* WHAT NEEDS TO BE DONE: Check each line of the listing below for the string "کیفیت", and copy the ones that have it.

--- begin ROWS ---

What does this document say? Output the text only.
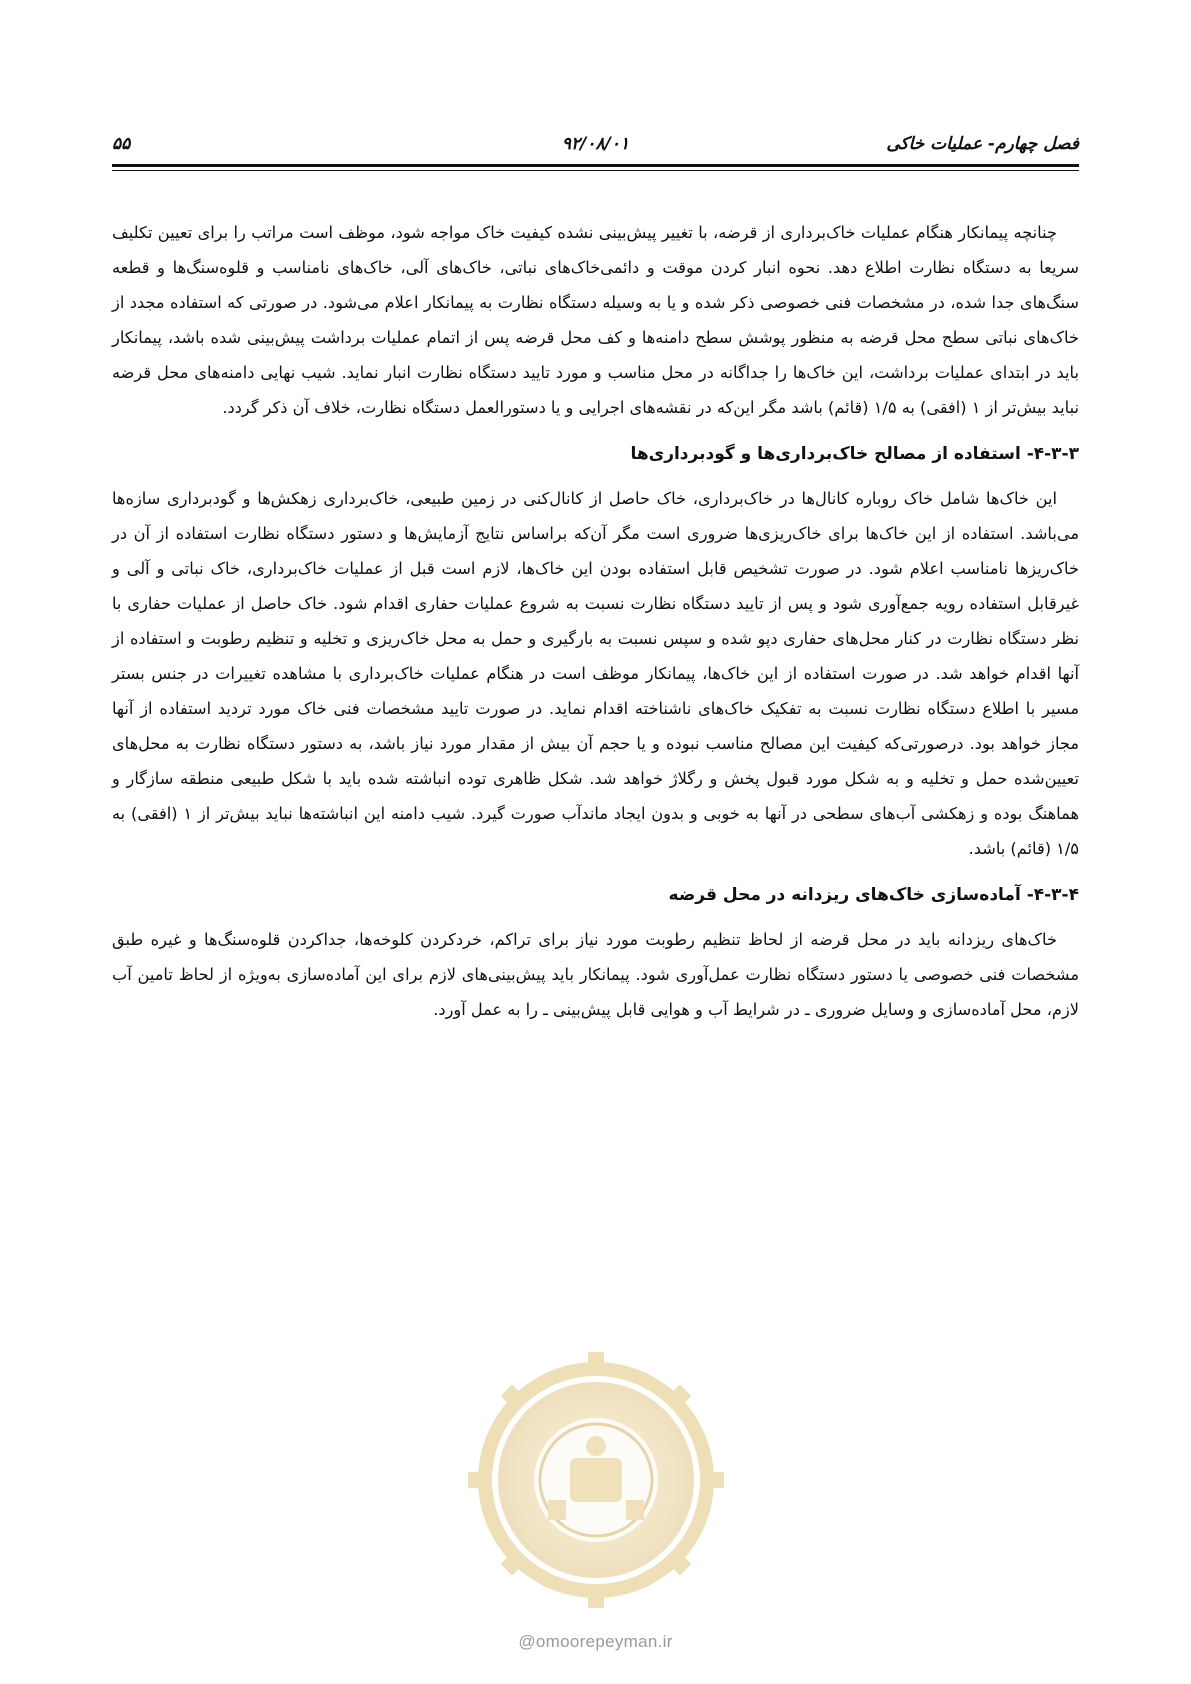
فصل چهارم- عملیات خاکی
۹۲/۰۸/۰۱
۵۵

چنانچه پیمانکار هنگام عملیات خاک‌برداری از قرضه، با تغییر پیش‌بینی نشده کیفیت خاک مواجه شود، موظف است مراتب را برای تعیین تکلیف سریعا به دستگاه نظارت اطلاع دهد. نحوه انبار کردن موقت و دائمی‌خاک‌های نباتی، خاک‌های آلی، خاک‌های نامناسب و قلوه‌سنگ‌ها و قطعه سنگ‌های جدا شده، در مشخصات فنی خصوصی ذکر شده و یا به وسیله دستگاه نظارت به پیمانکار اعلام می‌شود. در صورتی که استفاده مجدد از خاک‌های نباتی سطح محل قرضه به منظور پوشش سطح دامنه‌ها و کف محل قرضه پس از اتمام عملیات برداشت پیش‌بینی شده باشد، پیمانکار باید در ابتدای عملیات برداشت، این خاک‌ها را جداگانه در محل مناسب و مورد تایید دستگاه نظارت انبار نماید. شیب نهایی دامنه‌های محل قرضه نباید بیش‌تر از ۱ (افقی) به ۱/۵ (قائم) باشد مگر این‌که در نقشه‌های اجرایی و یا دستورالعمل دستگاه نظارت، خلاف آن ذکر گردد.

۴-۳-۳- استفاده از مصالح خاک‌برداری‌ها و گودبرداری‌ها

این خاک‌ها شامل خاک روباره کانال‌ها در خاک‌برداری، خاک حاصل از کانال‌کنی در زمین طبیعی، خاک‌برداری زهکش‌ها و گودبرداری سازه‌ها می‌باشد. استفاده از این خاک‌ها برای خاک‌ریزی‌ها ضروری است مگر آن‌که براساس نتایج آزمایش‌ها و دستور دستگاه نظارت استفاده از آن در خاک‌ریزها نامناسب اعلام شود. در صورت تشخیص قابل استفاده بودن این خاک‌ها، لازم است قبل از عملیات خاک‌برداری، خاک نباتی و آلی و غیرقابل استفاده رویه جمع‌آوری شود و پس از تایید دستگاه نظارت نسبت به شروع عملیات حفاری اقدام شود. خاک حاصل از عملیات حفاری با نظر دستگاه نظارت در کنار محل‌های حفاری دپو شده و سپس نسبت به بارگیری و حمل به محل خاک‌ریزی و تخلیه و تنظیم رطوبت و استفاده از آنها اقدام خواهد شد. در صورت استفاده از این خاک‌ها، پیمانکار موظف است در هنگام عملیات خاک‌برداری با مشاهده تغییرات در جنس بستر مسیر با اطلاع دستگاه نظارت نسبت به تفکیک خاک‌های ناشناخته اقدام نماید. در صورت تایید مشخصات فنی خاک مورد تردید استفاده از آنها مجاز خواهد بود. درصورتی‌که کیفیت این مصالح مناسب نبوده و یا حجم آن بیش از مقدار مورد نیاز باشد، به دستور دستگاه نظارت به محل‌های تعیین‌شده حمل و تخلیه و به شکل مورد قبول پخش و رگلاژ خواهد شد. شکل ظاهری توده انباشته شده باید با شکل طبیعی منطقه سازگار و هماهنگ بوده و زهکشی آب‌های سطحی در آنها به خوبی و بدون ایجاد ماندآب صورت گیرد. شیب دامنه این انباشته‌ها نباید بیش‌تر از ۱ (افقی) به ۱/۵ (قائم) باشد.

۴-۳-۴- آماده‌سازی خاک‌های ریزدانه در محل قرضه

خاک‌های ریزدانه باید در محل قرضه از لحاظ تنظیم رطوبت مورد نیاز برای تراکم، خردکردن کلوخه‌ها، جداکردن قلوه‌سنگ‌ها و غیره طبق مشخصات فنی خصوصی یا دستور دستگاه نظارت عمل‌آوری شود. پیمانکار باید پیش‌بینی‌های لازم برای این آماده‌سازی به‌ویژه از لحاظ تامین آب لازم، محل آماده‌سازی و وسایل ضروری ـ در شرایط آب و هوایی قابل پیش‌بینی ـ را به عمل آورد.

@omoorepeyman.ir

--- end ROWS ---

* ANSWER FOR THIS EXERCISE:
چنانچه پیمانکار هنگام عملیات خاک‌برداری از قرضه، با تغییر پیش‌بینی نشده کیفیت خاک مواجه شود، موظف است مراتب را برای تعیین تکلیف سریعا به دستگاه نظارت اطلاع دهد. نحوه انبار کردن موقت و دائمی‌خاک‌های نباتی، خاک‌های آلی، خاک‌های نامناسب و قلوه‌سنگ‌ها و قطعه سنگ‌های جدا شده، در مشخصات فنی خصوصی ذکر شده و یا به وسیله دستگاه نظارت به پیمانکار اعلام می‌شود. در صورتی که استفاده مجدد از خاک‌های نباتی سطح محل قرضه به منظور پوشش سطح دامنه‌ها و کف محل قرضه پس از اتمام عملیات برداشت پیش‌بینی شده باشد، پیمانکار باید در ابتدای عملیات برداشت، این خاک‌ها را جداگانه در محل مناسب و مورد تایید دستگاه نظارت انبار نماید. شیب نهایی دامنه‌های محل قرضه نباید بیش‌تر از ۱ (افقی) به ۱/۵ (قائم) باشد مگر این‌که در نقشه‌های اجرایی و یا دستورالعمل دستگاه نظارت، خلاف آن ذکر گردد.
این خاک‌ها شامل خاک روباره کانال‌ها در خاک‌برداری، خاک حاصل از کانال‌کنی در زمین طبیعی، خاک‌برداری زهکش‌ها و گودبرداری سازه‌ها می‌باشد. استفاده از این خاک‌ها برای خاک‌ریزی‌ها ضروری است مگر آن‌که براساس نتایج آزمایش‌ها و دستور دستگاه نظارت استفاده از آن در خاک‌ریزها نامناسب اعلام شود. در صورت تشخیص قابل استفاده بودن این خاک‌ها، لازم است قبل از عملیات خاک‌برداری، خاک نباتی و آلی و غیرقابل استفاده رویه جمع‌آوری شود و پس از تایید دستگاه نظارت نسبت به شروع عملیات حفاری اقدام شود. خاک حاصل از عملیات حفاری با نظر دستگاه نظارت در کنار محل‌های حفاری دپو شده و سپس نسبت به بارگیری و حمل به محل خاک‌ریزی و تخلیه و تنظیم رطوبت و استفاده از آنها اقدام خواهد شد. در صورت استفاده از این خاک‌ها، پیمانکار موظف است در هنگام عملیات خاک‌برداری با مشاهده تغییرات در جنس بستر مسیر با اطلاع دستگاه نظارت نسبت به تفکیک خاک‌های ناشناخته اقدام نماید. در صورت تایید مشخصات فنی خاک مورد تردید استفاده از آنها مجاز خواهد بود. درصورتی‌که کیفیت این مصالح مناسب نبوده و یا حجم آن بیش از مقدار مورد نیاز باشد، به دستور دستگاه نظارت به محل‌های تعیین‌شده حمل و تخلیه و به شکل مورد قبول پخش و رگلاژ خواهد شد. شکل ظاهری توده انباشته شده باید با شکل طبیعی منطقه سازگار و هماهنگ بوده و زهکشی آب‌های سطحی در آنها به خوبی و بدون ایجاد ماندآب صورت گیرد. شیب دامنه این انباشته‌ها نباید بیش‌تر از ۱ (افقی) به ۱/۵ (قائم) باشد.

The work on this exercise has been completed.